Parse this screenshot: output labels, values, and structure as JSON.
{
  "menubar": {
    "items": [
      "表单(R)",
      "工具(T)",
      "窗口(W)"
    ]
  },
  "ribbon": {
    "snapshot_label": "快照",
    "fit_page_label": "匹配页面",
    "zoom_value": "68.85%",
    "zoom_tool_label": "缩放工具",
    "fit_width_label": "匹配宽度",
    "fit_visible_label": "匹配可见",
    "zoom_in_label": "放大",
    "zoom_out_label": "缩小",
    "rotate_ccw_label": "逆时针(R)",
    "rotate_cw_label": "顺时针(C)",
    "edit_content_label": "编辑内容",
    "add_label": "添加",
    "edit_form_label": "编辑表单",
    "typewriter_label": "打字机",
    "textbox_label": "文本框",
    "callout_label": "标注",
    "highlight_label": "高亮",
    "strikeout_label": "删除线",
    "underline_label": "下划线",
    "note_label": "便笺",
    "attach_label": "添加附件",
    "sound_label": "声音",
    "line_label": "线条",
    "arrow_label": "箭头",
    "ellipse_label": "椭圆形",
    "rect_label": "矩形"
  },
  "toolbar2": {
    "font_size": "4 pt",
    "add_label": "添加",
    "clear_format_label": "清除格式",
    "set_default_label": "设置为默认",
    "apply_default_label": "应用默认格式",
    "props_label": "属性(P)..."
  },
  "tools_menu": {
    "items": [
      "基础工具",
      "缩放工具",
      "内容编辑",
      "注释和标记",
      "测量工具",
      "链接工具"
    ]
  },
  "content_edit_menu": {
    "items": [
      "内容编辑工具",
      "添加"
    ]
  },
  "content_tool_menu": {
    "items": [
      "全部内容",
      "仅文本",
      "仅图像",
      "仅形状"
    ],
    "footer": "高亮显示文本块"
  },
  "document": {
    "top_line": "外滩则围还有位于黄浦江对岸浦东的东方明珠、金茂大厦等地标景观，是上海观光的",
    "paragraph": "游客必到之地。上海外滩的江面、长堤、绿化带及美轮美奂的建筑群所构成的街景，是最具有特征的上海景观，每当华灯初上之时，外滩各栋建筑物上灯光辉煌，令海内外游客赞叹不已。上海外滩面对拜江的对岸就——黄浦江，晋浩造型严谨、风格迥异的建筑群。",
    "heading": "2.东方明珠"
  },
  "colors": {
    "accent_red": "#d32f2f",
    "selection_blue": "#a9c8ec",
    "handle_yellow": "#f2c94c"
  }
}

——

GIVEN EXERCISE >>
Exactly as written, please output every entry.

EXERCISE ANSWER >>
Parse this screenshot: output labels, values, and structure as JSON.
{
  "menubar": {
    "items": [
      "表单(R)",
      "工具(T)",
      "窗口(W)"
    ]
  },
  "ribbon": {
    "snapshot_label": "快照",
    "fit_page_label": "匹配页面",
    "zoom_value": "68.85%",
    "zoom_tool_label": "缩放工具",
    "fit_width_label": "匹配宽度",
    "fit_visible_label": "匹配可见",
    "zoom_in_label": "放大",
    "zoom_out_label": "缩小",
    "rotate_ccw_label": "逆时针(R)",
    "rotate_cw_label": "顺时针(C)",
    "edit_content_label": "编辑内容",
    "add_label": "添加",
    "edit_form_label": "编辑表单",
    "typewriter_label": "打字机",
    "textbox_label": "文本框",
    "callout_label": "标注",
    "highlight_label": "高亮",
    "strikeout_label": "删除线",
    "underline_label": "下划线",
    "note_label": "便笺",
    "attach_label": "添加附件",
    "sound_label": "声音",
    "line_label": "线条",
    "arrow_label": "箭头",
    "ellipse_label": "椭圆形",
    "rect_label": "矩形"
  },
  "toolbar2": {
    "font_size": "4 pt",
    "add_label": "添加",
    "clear_format_label": "清除格式",
    "set_default_label": "设置为默认",
    "apply_default_label": "应用默认格式",
    "props_label": "属性(P)..."
  },
  "tools_menu": {
    "items": [
      "基础工具",
      "缩放工具",
      "内容编辑",
      "注释和标记",
      "测量工具",
      "链接工具"
    ]
  },
  "content_edit_menu": {
    "items": [
      "内容编辑工具",
      "添加"
    ]
  },
  "content_tool_menu": {
    "items": [
      "全部内容",
      "仅文本",
      "仅图像",
      "仅形状"
    ],
    "footer": "高亮显示文本块"
  },
  "document": {
    "top_line": "外滩则围还有位于黄浦江对岸浦东的东方明珠、金茂大厦等地标景观，是上海观光的",
    "paragraph": "游客必到之地。上海外滩的江面、长堤、绿化带及美轮美奂的建筑群所构成的街景，是最具有特征的上海景观，每当华灯初上之时，外滩各栋建筑物上灯光辉煌，令海内外游客赞叹不已。上海外滩面对拜江的对岸就——黄浦江，晋浩造型严谨、风格迥异的建筑群。",
    "heading": "2.东方明珠"
  },
  "colors": {
    "accent_red": "#d32f2f",
    "selection_blue": "#a9c8ec",
    "handle_yellow": "#f2c94c"
  }
}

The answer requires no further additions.